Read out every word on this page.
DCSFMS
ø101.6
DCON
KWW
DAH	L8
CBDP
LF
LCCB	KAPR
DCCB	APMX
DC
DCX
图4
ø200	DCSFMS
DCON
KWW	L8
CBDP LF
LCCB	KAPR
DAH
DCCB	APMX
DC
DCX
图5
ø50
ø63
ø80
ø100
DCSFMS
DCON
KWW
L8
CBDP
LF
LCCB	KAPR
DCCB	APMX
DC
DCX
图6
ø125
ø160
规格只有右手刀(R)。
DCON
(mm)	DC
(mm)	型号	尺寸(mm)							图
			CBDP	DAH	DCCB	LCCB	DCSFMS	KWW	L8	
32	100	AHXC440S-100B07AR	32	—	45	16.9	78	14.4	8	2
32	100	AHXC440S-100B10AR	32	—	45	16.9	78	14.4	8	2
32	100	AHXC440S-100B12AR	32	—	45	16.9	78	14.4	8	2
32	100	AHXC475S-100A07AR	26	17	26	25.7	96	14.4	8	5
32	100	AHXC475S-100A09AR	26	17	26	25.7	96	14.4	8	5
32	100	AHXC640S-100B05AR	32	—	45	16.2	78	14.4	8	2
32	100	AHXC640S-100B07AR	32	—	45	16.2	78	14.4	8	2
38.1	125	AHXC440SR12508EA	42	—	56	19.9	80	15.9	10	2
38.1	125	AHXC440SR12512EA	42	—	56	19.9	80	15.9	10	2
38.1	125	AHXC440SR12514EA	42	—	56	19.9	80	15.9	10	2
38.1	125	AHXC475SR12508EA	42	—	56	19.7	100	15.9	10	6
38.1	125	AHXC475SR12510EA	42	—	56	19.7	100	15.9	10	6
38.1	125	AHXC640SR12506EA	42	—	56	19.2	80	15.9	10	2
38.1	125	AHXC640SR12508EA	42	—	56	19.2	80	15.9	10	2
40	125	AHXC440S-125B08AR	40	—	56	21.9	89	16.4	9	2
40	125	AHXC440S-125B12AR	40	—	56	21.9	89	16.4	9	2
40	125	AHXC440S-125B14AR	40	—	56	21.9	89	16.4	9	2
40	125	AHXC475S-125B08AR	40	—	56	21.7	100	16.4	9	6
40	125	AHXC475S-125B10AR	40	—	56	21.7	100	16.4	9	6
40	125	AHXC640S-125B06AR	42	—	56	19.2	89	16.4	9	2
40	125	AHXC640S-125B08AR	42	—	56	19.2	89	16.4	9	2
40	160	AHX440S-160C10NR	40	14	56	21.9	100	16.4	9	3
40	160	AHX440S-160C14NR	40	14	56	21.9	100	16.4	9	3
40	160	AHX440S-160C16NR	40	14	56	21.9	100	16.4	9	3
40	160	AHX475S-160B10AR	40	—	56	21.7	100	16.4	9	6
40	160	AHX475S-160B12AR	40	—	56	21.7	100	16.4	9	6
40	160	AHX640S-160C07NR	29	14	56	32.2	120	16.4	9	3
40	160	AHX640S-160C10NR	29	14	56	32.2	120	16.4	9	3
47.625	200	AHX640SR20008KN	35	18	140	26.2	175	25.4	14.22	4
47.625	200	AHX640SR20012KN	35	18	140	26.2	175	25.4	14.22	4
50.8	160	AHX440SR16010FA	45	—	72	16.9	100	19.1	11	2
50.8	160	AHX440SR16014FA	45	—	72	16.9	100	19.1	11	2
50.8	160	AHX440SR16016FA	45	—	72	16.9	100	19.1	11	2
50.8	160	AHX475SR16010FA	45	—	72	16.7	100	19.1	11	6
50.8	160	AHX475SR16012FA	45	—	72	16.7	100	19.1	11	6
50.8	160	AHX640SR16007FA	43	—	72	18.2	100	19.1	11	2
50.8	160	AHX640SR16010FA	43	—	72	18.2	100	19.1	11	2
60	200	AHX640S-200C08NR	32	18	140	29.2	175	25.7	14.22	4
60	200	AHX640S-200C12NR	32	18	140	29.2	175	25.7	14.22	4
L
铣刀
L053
◇ ◇ ◇ ◇ ◇
Please reproduce every line of the material word for word.

Read out every word on this page.
DCSFMS
ø101.6
DCON
KWW
DAH	L8
CBDP
LF
LCCB	KAPR
DCCB	APMX
DC
DCX
图4
ø200	DCSFMS
DCON
KWW	L8
CBDP LF
LCCB	KAPR
DAH
DCCB	APMX
DC
DCX
图5
ø50
ø63
ø80
ø100
DCSFMS
DCON
KWW
L8
CBDP
LF
LCCB	KAPR
DCCB	APMX
DC
DCX
图6
ø125
ø160
规格只有右手刀(R)。
DCON
(mm)	DC
(mm)	型号	尺寸(mm)							图
			CBDP	DAH	DCCB	LCCB	DCSFMS	KWW	L8	
32	100	AHXC440S-100B07AR	32	—	45	16.9	78	14.4	8	2
32	100	AHXC440S-100B10AR	32	—	45	16.9	78	14.4	8	2
32	100	AHXC440S-100B12AR	32	—	45	16.9	78	14.4	8	2
32	100	AHXC475S-100A07AR	26	17	26	25.7	96	14.4	8	5
32	100	AHXC475S-100A09AR	26	17	26	25.7	96	14.4	8	5
32	100	AHXC640S-100B05AR	32	—	45	16.2	78	14.4	8	2
32	100	AHXC640S-100B07AR	32	—	45	16.2	78	14.4	8	2
38.1	125	AHXC440SR12508EA	42	—	56	19.9	80	15.9	10	2
38.1	125	AHXC440SR12512EA	42	—	56	19.9	80	15.9	10	2
38.1	125	AHXC440SR12514EA	42	—	56	19.9	80	15.9	10	2
38.1	125	AHXC475SR12508EA	42	—	56	19.7	100	15.9	10	6
38.1	125	AHXC475SR12510EA	42	—	56	19.7	100	15.9	10	6
38.1	125	AHXC640SR12506EA	42	—	56	19.2	80	15.9	10	2
38.1	125	AHXC640SR12508EA	42	—	56	19.2	80	15.9	10	2
40	125	AHXC440S-125B08AR	40	—	56	21.9	89	16.4	9	2
40	125	AHXC440S-125B12AR	40	—	56	21.9	89	16.4	9	2
40	125	AHXC440S-125B14AR	40	—	56	21.9	89	16.4	9	2
40	125	AHXC475S-125B08AR	40	—	56	21.7	100	16.4	9	6
40	125	AHXC475S-125B10AR	40	—	56	21.7	100	16.4	9	6
40	125	AHXC640S-125B06AR	42	—	56	19.2	89	16.4	9	2
40	125	AHXC640S-125B08AR	42	—	56	19.2	89	16.4	9	2
40	160	AHX440S-160C10NR	40	14	56	21.9	100	16.4	9	3
40	160	AHX440S-160C14NR	40	14	56	21.9	100	16.4	9	3
40	160	AHX440S-160C16NR	40	14	56	21.9	100	16.4	9	3
40	160	AHX475S-160B10AR	40	—	56	21.7	100	16.4	9	6
40	160	AHX475S-160B12AR	40	—	56	21.7	100	16.4	9	6
40	160	AHX640S-160C07NR	29	14	56	32.2	120	16.4	9	3
40	160	AHX640S-160C10NR	29	14	56	32.2	120	16.4	9	3
47.625	200	AHX640SR20008KN	35	18	140	26.2	175	25.4	14.22	4
47.625	200	AHX640SR20012KN	35	18	140	26.2	175	25.4	14.22	4
50.8	160	AHX440SR16010FA	45	—	72	16.9	100	19.1	11	2
50.8	160	AHX440SR16014FA	45	—	72	16.9	100	19.1	11	2
50.8	160	AHX440SR16016FA	45	—	72	16.9	100	19.1	11	2
50.8	160	AHX475SR16010FA	45	—	72	16.7	100	19.1	11	6
50.8	160	AHX475SR16012FA	45	—	72	16.7	100	19.1	11	6
50.8	160	AHX640SR16007FA	43	—	72	18.2	100	19.1	11	2
50.8	160	AHX640SR16010FA	43	—	72	18.2	100	19.1	11	2
60	200	AHX640S-200C08NR	32	18	140	29.2	175	25.7	14.22	4
60	200	AHX640S-200C12NR	32	18	140	29.2	175	25.7	14.22	4
L
铣刀
L053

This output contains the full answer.